PROBLEM TO WORK ON> Copy out the records in full, word for word, without pictures.

[Source records]
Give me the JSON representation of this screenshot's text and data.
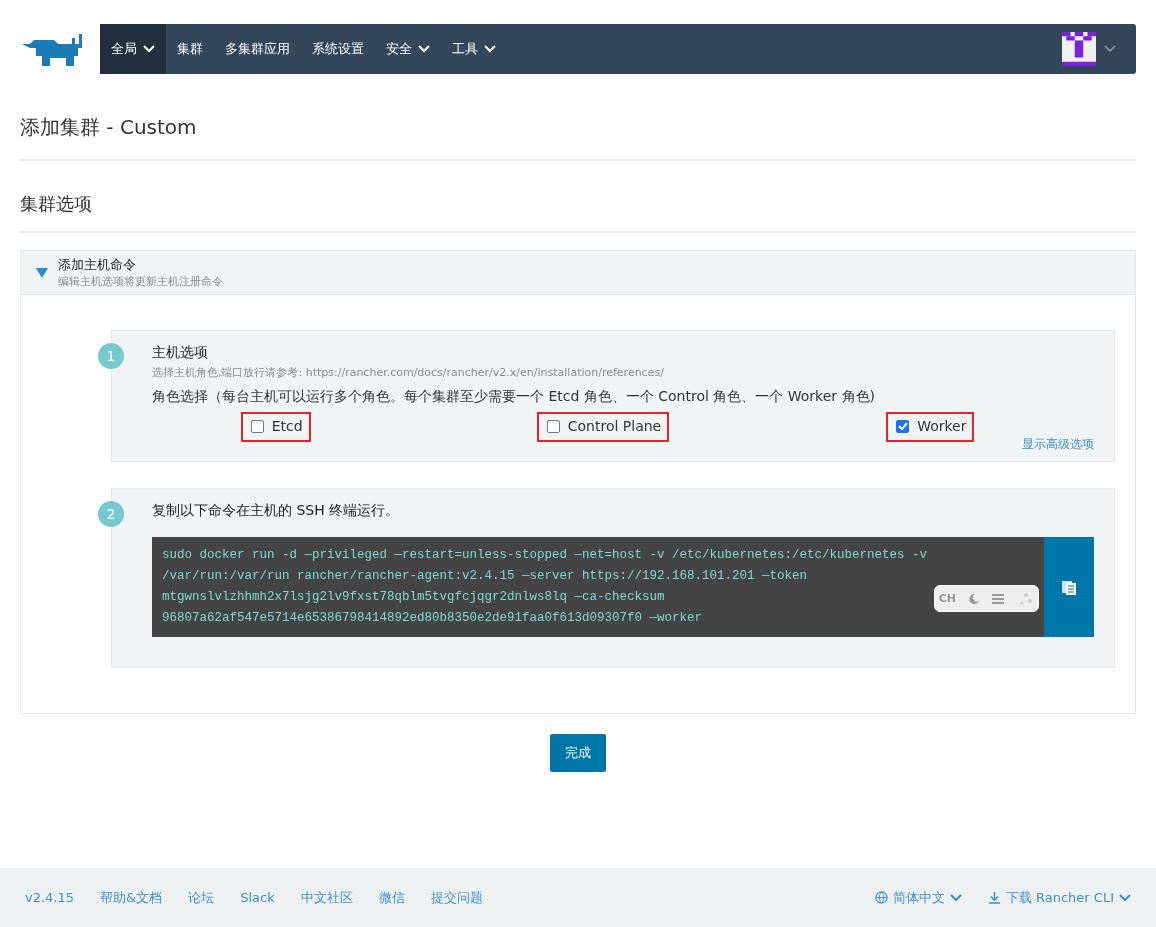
{
  "nav": {
    "items": [
      {
        "label": "全局",
        "dropdown": true,
        "selected": true
      },
      {
        "label": "集群",
        "dropdown": false,
        "selected": false
      },
      {
        "label": "多集群应用",
        "dropdown": false,
        "selected": false
      },
      {
        "label": "系统设置",
        "dropdown": false,
        "selected": false
      },
      {
        "label": "安全",
        "dropdown": true,
        "selected": false
      },
      {
        "label": "工具",
        "dropdown": true,
        "selected": false
      }
    ]
  },
  "page_title": "添加集群 - Custom",
  "section_title": "集群选项",
  "accordion": {
    "title": "添加主机命令",
    "subtitle": "编辑主机选项将更新主机注册命令",
    "expanded": true,
    "step1": {
      "number": "1",
      "title": "主机选项",
      "hint": "选择主机角色,端口放行请参考: https://rancher.com/docs/rancher/v2.x/en/installation/references/",
      "roles_label": "角色选择（每台主机可以运行多个角色。每个集群至少需要一个 Etcd 角色、一个 Control 角色、一个 Worker 角色)",
      "roles": [
        {
          "label": "Etcd",
          "checked": false,
          "highlighted": true
        },
        {
          "label": "Control Plane",
          "checked": false,
          "highlighted": true
        },
        {
          "label": "Worker",
          "checked": true,
          "highlighted": true
        }
      ],
      "advanced_link": "显示高级选项"
    },
    "step2": {
      "number": "2",
      "title": "复制以下命令在主机的 SSH 终端运行。",
      "command_lines": [
        "sudo docker run -d —privileged —restart=unless-stopped —net=host -v /etc/kubernetes:/etc/kubernetes -v",
        "/var/run:/var/run rancher/rancher-agent:v2.4.15 —server https://192.168.101.201 —token",
        "mtgwnslvlzhhmh2x7lsjg2lv9fxst78qblm5tvgfcjqgr2dnlws8lq —ca-checksum",
        "96807a62af547e5714e65386798414892ed80b8350e2de91faa0f613d09307f0 —worker"
      ],
      "overlay_widget": {
        "label": "CH"
      }
    }
  },
  "done_button": "完成",
  "footer": {
    "links": [
      "v2.4.15",
      "帮助&文档",
      "论坛",
      "Slack",
      "中文社区",
      "微信",
      "提交问题"
    ],
    "language": "简体中文",
    "download": "下载 Rancher CLI"
  }
}
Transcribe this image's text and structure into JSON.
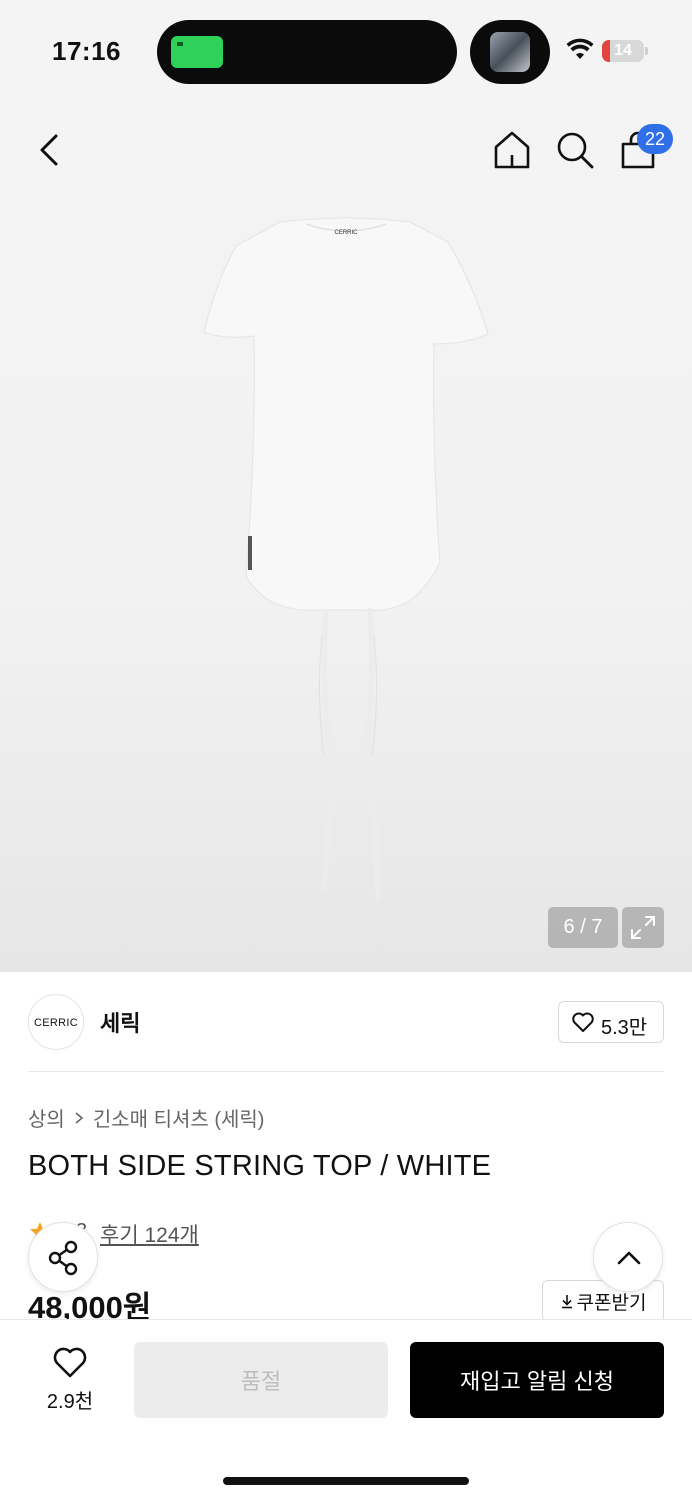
{
  "status_bar": {
    "time": "17:16",
    "battery_level": "14",
    "battery_color": "#e0463d"
  },
  "nav": {
    "cart_count": "22",
    "icons": [
      "back-arrow-icon",
      "home-icon",
      "search-icon",
      "shopping-bag-icon"
    ]
  },
  "gallery": {
    "counter": "6 / 7",
    "current": 6,
    "total": 7,
    "product_label": "CERRIC"
  },
  "brand": {
    "logo_text": "CERRIC",
    "name": "세릭",
    "likes": "5.3만"
  },
  "breadcrumb": {
    "category": "상의",
    "subcategory": "긴소매 티셔츠 (세릭)"
  },
  "product": {
    "title": "BOTH SIDE STRING TOP / WHITE",
    "rating_partial": "3",
    "review_link": "후기 124개",
    "price": "48,000원",
    "coupon_label": "쿠폰받기"
  },
  "bottom_bar": {
    "wish_count": "2.9천",
    "soldout_label": "품절",
    "restock_label": "재입고 알림 신청"
  },
  "colors": {
    "accent_blue": "#2f6fe8",
    "star_orange": "#f5a623",
    "primary_black": "#000000"
  }
}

EXPECTED ANSWER>
Give me the JSON representation of this screenshot's text and data.
{
  "nav": {
    "items": [
      {
        "label": "全局",
        "dropdown": true,
        "selected": true
      },
      {
        "label": "集群",
        "dropdown": false,
        "selected": false
      },
      {
        "label": "多集群应用",
        "dropdown": false,
        "selected": false
      },
      {
        "label": "系统设置",
        "dropdown": false,
        "selected": false
      },
      {
        "label": "安全",
        "dropdown": true,
        "selected": false
      },
      {
        "label": "工具",
        "dropdown": true,
        "selected": false
      }
    ]
  },
  "page_title": "添加集群 - Custom",
  "section_title": "集群选项",
  "accordion": {
    "title": "添加主机命令",
    "subtitle": "编辑主机选项将更新主机注册命令",
    "expanded": true,
    "step1": {
      "number": "1",
      "title": "主机选项",
      "hint": "选择主机角色,端口放行请参考: https://rancher.com/docs/rancher/v2.x/en/installation/references/",
      "roles_label": "角色选择（每台主机可以运行多个角色。每个集群至少需要一个 Etcd 角色、一个 Control 角色、一个 Worker 角色)",
      "roles": [
        {
          "label": "Etcd",
          "checked": false,
          "highlighted": true
        },
        {
          "label": "Control Plane",
          "checked": false,
          "highlighted": true
        },
        {
          "label": "Worker",
          "checked": true,
          "highlighted": true
        }
      ],
      "advanced_link": "显示高级选项"
    },
    "step2": {
      "number": "2",
      "title": "复制以下命令在主机的 SSH 终端运行。",
      "command_lines": [
        "sudo docker run -d —privileged —restart=unless-stopped —net=host -v /etc/kubernetes:/etc/kubernetes -v",
        "/var/run:/var/run rancher/rancher-agent:v2.4.15 —server https://192.168.101.201 —token",
        "mtgwnslvlzhhmh2x7lsjg2lv9fxst78qblm5tvgfcjqgr2dnlws8lq —ca-checksum",
        "96807a62af547e5714e65386798414892ed80b8350e2de91faa0f613d09307f0 —worker"
      ],
      "overlay_widget": {
        "label": "CH"
      }
    }
  },
  "done_button": "完成",
  "footer": {
    "links": [
      "v2.4.15",
      "帮助&文档",
      "论坛",
      "Slack",
      "中文社区",
      "微信",
      "提交问题"
    ],
    "language": "简体中文",
    "download": "下载 Rancher CLI"
  }
}
Transcribe this image's text and structure into JSON.
{
  "status_bar": {
    "time": "17:16",
    "battery_level": "14",
    "battery_color": "#e0463d"
  },
  "nav": {
    "cart_count": "22",
    "icons": [
      "back-arrow-icon",
      "home-icon",
      "search-icon",
      "shopping-bag-icon"
    ]
  },
  "gallery": {
    "counter": "6 / 7",
    "current": 6,
    "total": 7,
    "product_label": "CERRIC"
  },
  "brand": {
    "logo_text": "CERRIC",
    "name": "세릭",
    "likes": "5.3만"
  },
  "breadcrumb": {
    "category": "상의",
    "subcategory": "긴소매 티셔츠 (세릭)"
  },
  "product": {
    "title": "BOTH SIDE STRING TOP / WHITE",
    "rating_partial": "3",
    "review_link": "후기 124개",
    "price": "48,000원",
    "coupon_label": "쿠폰받기"
  },
  "bottom_bar": {
    "wish_count": "2.9천",
    "soldout_label": "품절",
    "restock_label": "재입고 알림 신청"
  },
  "colors": {
    "accent_blue": "#2f6fe8",
    "star_orange": "#f5a623",
    "primary_black": "#000000"
  }
}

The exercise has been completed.